_Task description_.
Could you print all the entries exactly?

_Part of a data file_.
=-=-=
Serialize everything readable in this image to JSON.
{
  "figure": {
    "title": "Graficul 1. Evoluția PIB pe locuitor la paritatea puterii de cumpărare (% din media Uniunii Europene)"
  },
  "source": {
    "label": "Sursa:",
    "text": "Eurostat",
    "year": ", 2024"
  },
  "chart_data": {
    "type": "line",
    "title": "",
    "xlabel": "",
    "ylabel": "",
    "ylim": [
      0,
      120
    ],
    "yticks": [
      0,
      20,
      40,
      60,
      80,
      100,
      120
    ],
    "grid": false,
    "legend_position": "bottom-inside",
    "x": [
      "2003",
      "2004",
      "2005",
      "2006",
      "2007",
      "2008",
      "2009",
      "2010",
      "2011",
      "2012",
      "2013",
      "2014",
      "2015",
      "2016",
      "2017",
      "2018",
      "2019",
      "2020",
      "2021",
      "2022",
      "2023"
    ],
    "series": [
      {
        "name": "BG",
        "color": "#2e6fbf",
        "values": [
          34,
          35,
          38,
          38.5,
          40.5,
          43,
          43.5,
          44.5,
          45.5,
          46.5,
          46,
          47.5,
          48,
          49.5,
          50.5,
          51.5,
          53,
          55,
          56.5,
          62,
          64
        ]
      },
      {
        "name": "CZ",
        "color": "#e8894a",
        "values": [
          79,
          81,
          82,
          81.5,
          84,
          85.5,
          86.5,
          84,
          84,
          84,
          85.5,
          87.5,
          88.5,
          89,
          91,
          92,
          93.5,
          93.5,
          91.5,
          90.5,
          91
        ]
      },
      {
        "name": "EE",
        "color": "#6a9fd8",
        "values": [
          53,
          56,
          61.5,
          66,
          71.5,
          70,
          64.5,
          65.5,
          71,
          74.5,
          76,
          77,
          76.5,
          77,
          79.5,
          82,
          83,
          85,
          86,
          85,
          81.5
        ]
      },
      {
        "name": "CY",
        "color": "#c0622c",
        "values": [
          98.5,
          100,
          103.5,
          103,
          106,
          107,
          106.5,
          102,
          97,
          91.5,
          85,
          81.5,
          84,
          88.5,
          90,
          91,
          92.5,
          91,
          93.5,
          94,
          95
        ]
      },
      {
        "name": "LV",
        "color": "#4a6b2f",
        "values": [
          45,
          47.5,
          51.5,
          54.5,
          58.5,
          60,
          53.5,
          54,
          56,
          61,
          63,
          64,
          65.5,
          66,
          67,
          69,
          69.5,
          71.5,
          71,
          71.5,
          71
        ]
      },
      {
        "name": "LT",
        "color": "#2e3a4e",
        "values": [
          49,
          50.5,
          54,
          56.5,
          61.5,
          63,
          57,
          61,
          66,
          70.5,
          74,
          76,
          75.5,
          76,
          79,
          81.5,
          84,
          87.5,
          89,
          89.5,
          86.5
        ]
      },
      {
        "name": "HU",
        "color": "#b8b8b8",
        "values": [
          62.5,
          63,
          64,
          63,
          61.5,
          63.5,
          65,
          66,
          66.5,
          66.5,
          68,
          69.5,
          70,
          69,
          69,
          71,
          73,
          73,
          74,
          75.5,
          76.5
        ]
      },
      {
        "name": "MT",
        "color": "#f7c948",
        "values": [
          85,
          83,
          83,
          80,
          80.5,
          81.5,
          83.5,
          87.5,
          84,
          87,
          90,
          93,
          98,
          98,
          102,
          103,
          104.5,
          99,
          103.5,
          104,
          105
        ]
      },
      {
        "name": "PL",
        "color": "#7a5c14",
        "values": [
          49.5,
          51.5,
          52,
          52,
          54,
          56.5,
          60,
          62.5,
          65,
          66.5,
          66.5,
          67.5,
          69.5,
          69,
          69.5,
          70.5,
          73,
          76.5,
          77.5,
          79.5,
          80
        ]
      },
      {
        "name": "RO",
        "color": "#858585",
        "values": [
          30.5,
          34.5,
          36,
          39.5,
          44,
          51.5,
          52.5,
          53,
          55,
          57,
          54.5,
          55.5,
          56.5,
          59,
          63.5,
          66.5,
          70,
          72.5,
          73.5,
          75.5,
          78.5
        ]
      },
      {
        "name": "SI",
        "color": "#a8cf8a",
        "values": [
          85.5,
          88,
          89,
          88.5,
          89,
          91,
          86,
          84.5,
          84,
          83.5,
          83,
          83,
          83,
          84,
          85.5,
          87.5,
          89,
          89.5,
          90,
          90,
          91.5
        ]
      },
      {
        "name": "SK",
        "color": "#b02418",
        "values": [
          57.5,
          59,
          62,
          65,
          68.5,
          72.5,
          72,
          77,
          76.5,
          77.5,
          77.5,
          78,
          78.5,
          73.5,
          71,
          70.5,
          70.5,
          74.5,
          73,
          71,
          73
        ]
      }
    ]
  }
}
=-=-=
_Correct output_.
Serialize everything readable in this image to JSON.
{
  "figure": {
    "title": "Graficul 1. Evoluția PIB pe locuitor la paritatea puterii de cumpărare (% din media Uniunii Europene)"
  },
  "source": {
    "label": "Sursa:",
    "text": "Eurostat",
    "year": ", 2024"
  },
  "chart_data": {
    "type": "line",
    "title": "",
    "xlabel": "",
    "ylabel": "",
    "ylim": [
      0,
      120
    ],
    "yticks": [
      0,
      20,
      40,
      60,
      80,
      100,
      120
    ],
    "grid": false,
    "legend_position": "bottom-inside",
    "x": [
      "2003",
      "2004",
      "2005",
      "2006",
      "2007",
      "2008",
      "2009",
      "2010",
      "2011",
      "2012",
      "2013",
      "2014",
      "2015",
      "2016",
      "2017",
      "2018",
      "2019",
      "2020",
      "2021",
      "2022",
      "2023"
    ],
    "series": [
      {
        "name": "BG",
        "color": "#2e6fbf",
        "values": [
          34,
          35,
          38,
          38.5,
          40.5,
          43,
          43.5,
          44.5,
          45.5,
          46.5,
          46,
          47.5,
          48,
          49.5,
          50.5,
          51.5,
          53,
          55,
          56.5,
          62,
          64
        ]
      },
      {
        "name": "CZ",
        "color": "#e8894a",
        "values": [
          79,
          81,
          82,
          81.5,
          84,
          85.5,
          86.5,
          84,
          84,
          84,
          85.5,
          87.5,
          88.5,
          89,
          91,
          92,
          93.5,
          93.5,
          91.5,
          90.5,
          91
        ]
      },
      {
        "name": "EE",
        "color": "#6a9fd8",
        "values": [
          53,
          56,
          61.5,
          66,
          71.5,
          70,
          64.5,
          65.5,
          71,
          74.5,
          76,
          77,
          76.5,
          77,
          79.5,
          82,
          83,
          85,
          86,
          85,
          81.5
        ]
      },
      {
        "name": "CY",
        "color": "#c0622c",
        "values": [
          98.5,
          100,
          103.5,
          103,
          106,
          107,
          106.5,
          102,
          97,
          91.5,
          85,
          81.5,
          84,
          88.5,
          90,
          91,
          92.5,
          91,
          93.5,
          94,
          95
        ]
      },
      {
        "name": "LV",
        "color": "#4a6b2f",
        "values": [
          45,
          47.5,
          51.5,
          54.5,
          58.5,
          60,
          53.5,
          54,
          56,
          61,
          63,
          64,
          65.5,
          66,
          67,
          69,
          69.5,
          71.5,
          71,
          71.5,
          71
        ]
      },
      {
        "name": "LT",
        "color": "#2e3a4e",
        "values": [
          49,
          50.5,
          54,
          56.5,
          61.5,
          63,
          57,
          61,
          66,
          70.5,
          74,
          76,
          75.5,
          76,
          79,
          81.5,
          84,
          87.5,
          89,
          89.5,
          86.5
        ]
      },
      {
        "name": "HU",
        "color": "#b8b8b8",
        "values": [
          62.5,
          63,
          64,
          63,
          61.5,
          63.5,
          65,
          66,
          66.5,
          66.5,
          68,
          69.5,
          70,
          69,
          69,
          71,
          73,
          73,
          74,
          75.5,
          76.5
        ]
      },
      {
        "name": "MT",
        "color": "#f7c948",
        "values": [
          85,
          83,
          83,
          80,
          80.5,
          81.5,
          83.5,
          87.5,
          84,
          87,
          90,
          93,
          98,
          98,
          102,
          103,
          104.5,
          99,
          103.5,
          104,
          105
        ]
      },
      {
        "name": "PL",
        "color": "#7a5c14",
        "values": [
          49.5,
          51.5,
          52,
          52,
          54,
          56.5,
          60,
          62.5,
          65,
          66.5,
          66.5,
          67.5,
          69.5,
          69,
          69.5,
          70.5,
          73,
          76.5,
          77.5,
          79.5,
          80
        ]
      },
      {
        "name": "RO",
        "color": "#858585",
        "values": [
          30.5,
          34.5,
          36,
          39.5,
          44,
          51.5,
          52.5,
          53,
          55,
          57,
          54.5,
          55.5,
          56.5,
          59,
          63.5,
          66.5,
          70,
          72.5,
          73.5,
          75.5,
          78.5
        ]
      },
      {
        "name": "SI",
        "color": "#a8cf8a",
        "values": [
          85.5,
          88,
          89,
          88.5,
          89,
          91,
          86,
          84.5,
          84,
          83.5,
          83,
          83,
          83,
          84,
          85.5,
          87.5,
          89,
          89.5,
          90,
          90,
          91.5
        ]
      },
      {
        "name": "SK",
        "color": "#b02418",
        "values": [
          57.5,
          59,
          62,
          65,
          68.5,
          72.5,
          72,
          77,
          76.5,
          77.5,
          77.5,
          78,
          78.5,
          73.5,
          71,
          70.5,
          70.5,
          74.5,
          73,
          71,
          73
        ]
      }
    ]
  }
}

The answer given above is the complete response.